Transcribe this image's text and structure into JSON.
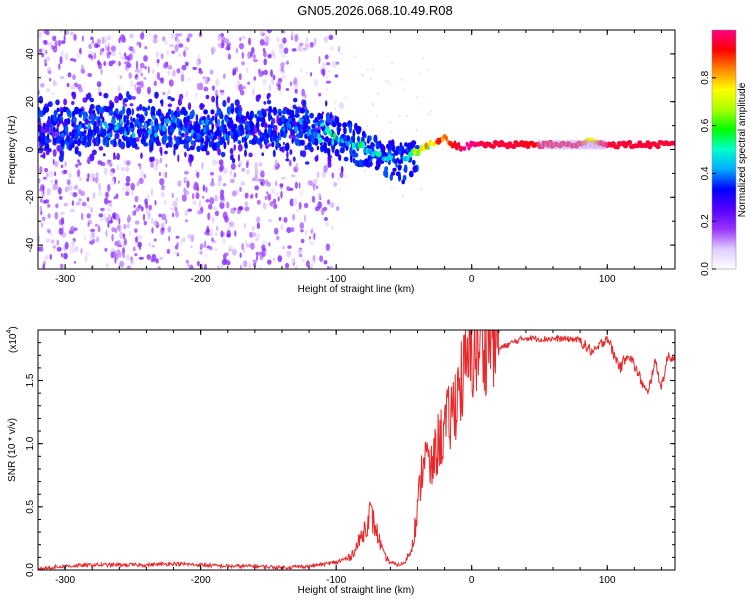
{
  "title": "GN05.2026.068.10.49.R08",
  "chart_data": [
    {
      "type": "heatmap",
      "xlabel": "Height of straight line (km)",
      "ylabel": "Frequency (Hz)",
      "xlim": [
        -320,
        150
      ],
      "ylim": [
        -50,
        50
      ],
      "xticks": [
        -300,
        -200,
        -100,
        0,
        100
      ],
      "yticks": [
        -40,
        -20,
        0,
        20,
        40
      ],
      "colorbar": {
        "label": "Normalized spectral amplitude",
        "range": [
          0.0,
          1.0
        ],
        "ticks": [
          "0.0",
          "0.2",
          "0.4",
          "0.6",
          "0.8"
        ],
        "colors": [
          "#ffffff",
          "#e0ccff",
          "#9933ff",
          "#5500ff",
          "#0000ff",
          "#00aaff",
          "#00ffcc",
          "#00ff00",
          "#aaff00",
          "#ffff00",
          "#ff8800",
          "#ff0000",
          "#ff0088"
        ]
      },
      "ridge": {
        "x": [
          -320,
          -300,
          -280,
          -260,
          -240,
          -220,
          -200,
          -180,
          -160,
          -140,
          -120,
          -100,
          -90,
          -80,
          -70,
          -60,
          -52,
          -45,
          -35,
          -25,
          -20,
          -15,
          -10,
          -5,
          0,
          10,
          30,
          60,
          80,
          90,
          95,
          100,
          120,
          150
        ],
        "freq": [
          9,
          9,
          10,
          9,
          10,
          9,
          8,
          9,
          9,
          9,
          8,
          5,
          3,
          1,
          -2,
          -4,
          -6,
          -2,
          1,
          3,
          5,
          3,
          1,
          1,
          2,
          2,
          2,
          2,
          2,
          4,
          3,
          2,
          2,
          2
        ],
        "amplitude": [
          0.15,
          0.2,
          0.25,
          0.3,
          0.3,
          0.3,
          0.25,
          0.25,
          0.2,
          0.2,
          0.25,
          0.45,
          0.45,
          0.5,
          0.45,
          0.4,
          0.35,
          0.55,
          0.7,
          0.9,
          0.85,
          0.9,
          0.95,
          1.0,
          1.0,
          0.95,
          0.95,
          0.9,
          0.9,
          0.7,
          0.9,
          0.95,
          0.95,
          0.95
        ]
      }
    },
    {
      "type": "line",
      "xlabel": "Height of straight line (km)",
      "ylabel": "SNR (10 * v/v)",
      "scale_label": "(x10",
      "scale_exp": "4",
      "color": "#e8282a",
      "xlim": [
        -320,
        150
      ],
      "ylim": [
        0,
        1.9
      ],
      "xticks": [
        -300,
        -200,
        -100,
        0,
        100
      ],
      "yticks": [
        0.0,
        0.5,
        1.0,
        1.5
      ],
      "x": [
        -320,
        -300,
        -280,
        -260,
        -240,
        -220,
        -200,
        -180,
        -160,
        -140,
        -120,
        -100,
        -90,
        -85,
        -80,
        -75,
        -70,
        -65,
        -60,
        -55,
        -50,
        -45,
        -40,
        -35,
        -30,
        -25,
        -20,
        -15,
        -10,
        -5,
        0,
        10,
        20,
        30,
        40,
        50,
        60,
        70,
        80,
        85,
        90,
        95,
        100,
        105,
        110,
        115,
        120,
        125,
        130,
        135,
        140,
        145,
        150
      ],
      "y": [
        0.01,
        0.03,
        0.04,
        0.04,
        0.04,
        0.05,
        0.04,
        0.03,
        0.03,
        0.02,
        0.03,
        0.06,
        0.1,
        0.18,
        0.3,
        0.45,
        0.3,
        0.12,
        0.06,
        0.04,
        0.05,
        0.15,
        0.45,
        0.85,
        0.7,
        0.9,
        1.0,
        1.1,
        1.3,
        1.4,
        1.55,
        1.65,
        1.75,
        1.8,
        1.84,
        1.83,
        1.83,
        1.83,
        1.82,
        1.76,
        1.72,
        1.78,
        1.85,
        1.7,
        1.6,
        1.72,
        1.62,
        1.5,
        1.38,
        1.66,
        1.45,
        1.7,
        1.67
      ]
    }
  ]
}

◆ ◆ ◆ ◆

THE EXERCISE.
The material above holds pictures; copy everything else in it exactly.

TASK RESULT.
Transcribe this image's text and structure into JSON.
{
  "title": "GN05.2026.068.10.49.R08",
  "chart_data": [
    {
      "type": "heatmap",
      "xlabel": "Height of straight line (km)",
      "ylabel": "Frequency (Hz)",
      "xlim": [
        -320,
        150
      ],
      "ylim": [
        -50,
        50
      ],
      "xticks": [
        -300,
        -200,
        -100,
        0,
        100
      ],
      "yticks": [
        -40,
        -20,
        0,
        20,
        40
      ],
      "colorbar": {
        "label": "Normalized spectral amplitude",
        "range": [
          0.0,
          1.0
        ],
        "ticks": [
          "0.0",
          "0.2",
          "0.4",
          "0.6",
          "0.8"
        ],
        "colors": [
          "#ffffff",
          "#e0ccff",
          "#9933ff",
          "#5500ff",
          "#0000ff",
          "#00aaff",
          "#00ffcc",
          "#00ff00",
          "#aaff00",
          "#ffff00",
          "#ff8800",
          "#ff0000",
          "#ff0088"
        ]
      },
      "ridge": {
        "x": [
          -320,
          -300,
          -280,
          -260,
          -240,
          -220,
          -200,
          -180,
          -160,
          -140,
          -120,
          -100,
          -90,
          -80,
          -70,
          -60,
          -52,
          -45,
          -35,
          -25,
          -20,
          -15,
          -10,
          -5,
          0,
          10,
          30,
          60,
          80,
          90,
          95,
          100,
          120,
          150
        ],
        "freq": [
          9,
          9,
          10,
          9,
          10,
          9,
          8,
          9,
          9,
          9,
          8,
          5,
          3,
          1,
          -2,
          -4,
          -6,
          -2,
          1,
          3,
          5,
          3,
          1,
          1,
          2,
          2,
          2,
          2,
          2,
          4,
          3,
          2,
          2,
          2
        ],
        "amplitude": [
          0.15,
          0.2,
          0.25,
          0.3,
          0.3,
          0.3,
          0.25,
          0.25,
          0.2,
          0.2,
          0.25,
          0.45,
          0.45,
          0.5,
          0.45,
          0.4,
          0.35,
          0.55,
          0.7,
          0.9,
          0.85,
          0.9,
          0.95,
          1.0,
          1.0,
          0.95,
          0.95,
          0.9,
          0.9,
          0.7,
          0.9,
          0.95,
          0.95,
          0.95
        ]
      }
    },
    {
      "type": "line",
      "xlabel": "Height of straight line (km)",
      "ylabel": "SNR (10 * v/v)",
      "scale_label": "(x10",
      "scale_exp": "4",
      "color": "#e8282a",
      "xlim": [
        -320,
        150
      ],
      "ylim": [
        0,
        1.9
      ],
      "xticks": [
        -300,
        -200,
        -100,
        0,
        100
      ],
      "yticks": [
        0.0,
        0.5,
        1.0,
        1.5
      ],
      "x": [
        -320,
        -300,
        -280,
        -260,
        -240,
        -220,
        -200,
        -180,
        -160,
        -140,
        -120,
        -100,
        -90,
        -85,
        -80,
        -75,
        -70,
        -65,
        -60,
        -55,
        -50,
        -45,
        -40,
        -35,
        -30,
        -25,
        -20,
        -15,
        -10,
        -5,
        0,
        10,
        20,
        30,
        40,
        50,
        60,
        70,
        80,
        85,
        90,
        95,
        100,
        105,
        110,
        115,
        120,
        125,
        130,
        135,
        140,
        145,
        150
      ],
      "y": [
        0.01,
        0.03,
        0.04,
        0.04,
        0.04,
        0.05,
        0.04,
        0.03,
        0.03,
        0.02,
        0.03,
        0.06,
        0.1,
        0.18,
        0.3,
        0.45,
        0.3,
        0.12,
        0.06,
        0.04,
        0.05,
        0.15,
        0.45,
        0.85,
        0.7,
        0.9,
        1.0,
        1.1,
        1.3,
        1.4,
        1.55,
        1.65,
        1.75,
        1.8,
        1.84,
        1.83,
        1.83,
        1.83,
        1.82,
        1.76,
        1.72,
        1.78,
        1.85,
        1.7,
        1.6,
        1.72,
        1.62,
        1.5,
        1.38,
        1.66,
        1.45,
        1.7,
        1.67
      ]
    }
  ]
}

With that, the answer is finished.